What you have to do
Write every entry out again exactly, please, and skip the pictures.

# START OF Input data

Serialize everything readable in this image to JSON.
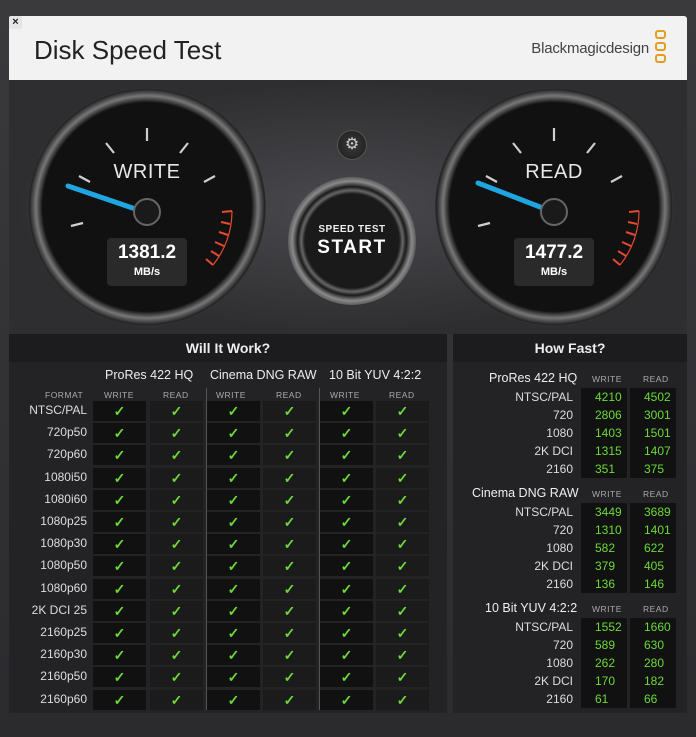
{
  "window": {
    "title": "Disk Speed Test",
    "close_glyph": "×"
  },
  "brand": {
    "name": "Blackmagicdesign",
    "logo_color": "#e3a020"
  },
  "gauges": {
    "write": {
      "label": "WRITE",
      "value": "1381.2",
      "unit": "MB/s"
    },
    "read": {
      "label": "READ",
      "value": "1477.2",
      "unit": "MB/s"
    }
  },
  "controls": {
    "settings_icon": "gear-icon",
    "start_top": "SPEED TEST",
    "start_main": "START"
  },
  "will_it_work": {
    "header": "Will It Work?",
    "format_label": "FORMAT",
    "groups": [
      {
        "title": "ProRes 422 HQ",
        "write": "WRITE",
        "read": "READ"
      },
      {
        "title": "Cinema DNG RAW",
        "write": "WRITE",
        "read": "READ"
      },
      {
        "title": "10 Bit YUV 4:2:2",
        "write": "WRITE",
        "read": "READ"
      }
    ],
    "check_glyph": "✓",
    "formats": [
      "NTSC/PAL",
      "720p50",
      "720p60",
      "1080i50",
      "1080i60",
      "1080p25",
      "1080p30",
      "1080p50",
      "1080p60",
      "2K DCI 25",
      "2160p25",
      "2160p30",
      "2160p50",
      "2160p60"
    ]
  },
  "how_fast": {
    "header": "How Fast?",
    "groups": [
      {
        "title": "ProRes 422 HQ",
        "write_label": "WRITE",
        "read_label": "READ",
        "rows": [
          {
            "label": "NTSC/PAL",
            "write": "4210",
            "read": "4502"
          },
          {
            "label": "720",
            "write": "2806",
            "read": "3001"
          },
          {
            "label": "1080",
            "write": "1403",
            "read": "1501"
          },
          {
            "label": "2K DCI",
            "write": "1315",
            "read": "1407"
          },
          {
            "label": "2160",
            "write": "351",
            "read": "375"
          }
        ]
      },
      {
        "title": "Cinema DNG RAW",
        "write_label": "WRITE",
        "read_label": "READ",
        "rows": [
          {
            "label": "NTSC/PAL",
            "write": "3449",
            "read": "3689"
          },
          {
            "label": "720",
            "write": "1310",
            "read": "1401"
          },
          {
            "label": "1080",
            "write": "582",
            "read": "622"
          },
          {
            "label": "2K DCI",
            "write": "379",
            "read": "405"
          },
          {
            "label": "2160",
            "write": "136",
            "read": "146"
          }
        ]
      },
      {
        "title": "10 Bit YUV 4:2:2",
        "write_label": "WRITE",
        "read_label": "READ",
        "rows": [
          {
            "label": "NTSC/PAL",
            "write": "1552",
            "read": "1660"
          },
          {
            "label": "720",
            "write": "589",
            "read": "630"
          },
          {
            "label": "1080",
            "write": "262",
            "read": "280"
          },
          {
            "label": "2K DCI",
            "write": "170",
            "read": "182"
          },
          {
            "label": "2160",
            "write": "61",
            "read": "66"
          }
        ]
      }
    ]
  }
}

# END OF Input data

Response to this task
Serialize everything readable in this image to JSON.
{
  "window": {
    "title": "Disk Speed Test",
    "close_glyph": "×"
  },
  "brand": {
    "name": "Blackmagicdesign",
    "logo_color": "#e3a020"
  },
  "gauges": {
    "write": {
      "label": "WRITE",
      "value": "1381.2",
      "unit": "MB/s"
    },
    "read": {
      "label": "READ",
      "value": "1477.2",
      "unit": "MB/s"
    }
  },
  "controls": {
    "settings_icon": "gear-icon",
    "start_top": "SPEED TEST",
    "start_main": "START"
  },
  "will_it_work": {
    "header": "Will It Work?",
    "format_label": "FORMAT",
    "groups": [
      {
        "title": "ProRes 422 HQ",
        "write": "WRITE",
        "read": "READ"
      },
      {
        "title": "Cinema DNG RAW",
        "write": "WRITE",
        "read": "READ"
      },
      {
        "title": "10 Bit YUV 4:2:2",
        "write": "WRITE",
        "read": "READ"
      }
    ],
    "check_glyph": "✓",
    "formats": [
      "NTSC/PAL",
      "720p50",
      "720p60",
      "1080i50",
      "1080i60",
      "1080p25",
      "1080p30",
      "1080p50",
      "1080p60",
      "2K DCI 25",
      "2160p25",
      "2160p30",
      "2160p50",
      "2160p60"
    ]
  },
  "how_fast": {
    "header": "How Fast?",
    "groups": [
      {
        "title": "ProRes 422 HQ",
        "write_label": "WRITE",
        "read_label": "READ",
        "rows": [
          {
            "label": "NTSC/PAL",
            "write": "4210",
            "read": "4502"
          },
          {
            "label": "720",
            "write": "2806",
            "read": "3001"
          },
          {
            "label": "1080",
            "write": "1403",
            "read": "1501"
          },
          {
            "label": "2K DCI",
            "write": "1315",
            "read": "1407"
          },
          {
            "label": "2160",
            "write": "351",
            "read": "375"
          }
        ]
      },
      {
        "title": "Cinema DNG RAW",
        "write_label": "WRITE",
        "read_label": "READ",
        "rows": [
          {
            "label": "NTSC/PAL",
            "write": "3449",
            "read": "3689"
          },
          {
            "label": "720",
            "write": "1310",
            "read": "1401"
          },
          {
            "label": "1080",
            "write": "582",
            "read": "622"
          },
          {
            "label": "2K DCI",
            "write": "379",
            "read": "405"
          },
          {
            "label": "2160",
            "write": "136",
            "read": "146"
          }
        ]
      },
      {
        "title": "10 Bit YUV 4:2:2",
        "write_label": "WRITE",
        "read_label": "READ",
        "rows": [
          {
            "label": "NTSC/PAL",
            "write": "1552",
            "read": "1660"
          },
          {
            "label": "720",
            "write": "589",
            "read": "630"
          },
          {
            "label": "1080",
            "write": "262",
            "read": "280"
          },
          {
            "label": "2K DCI",
            "write": "170",
            "read": "182"
          },
          {
            "label": "2160",
            "write": "61",
            "read": "66"
          }
        ]
      }
    ]
  }
}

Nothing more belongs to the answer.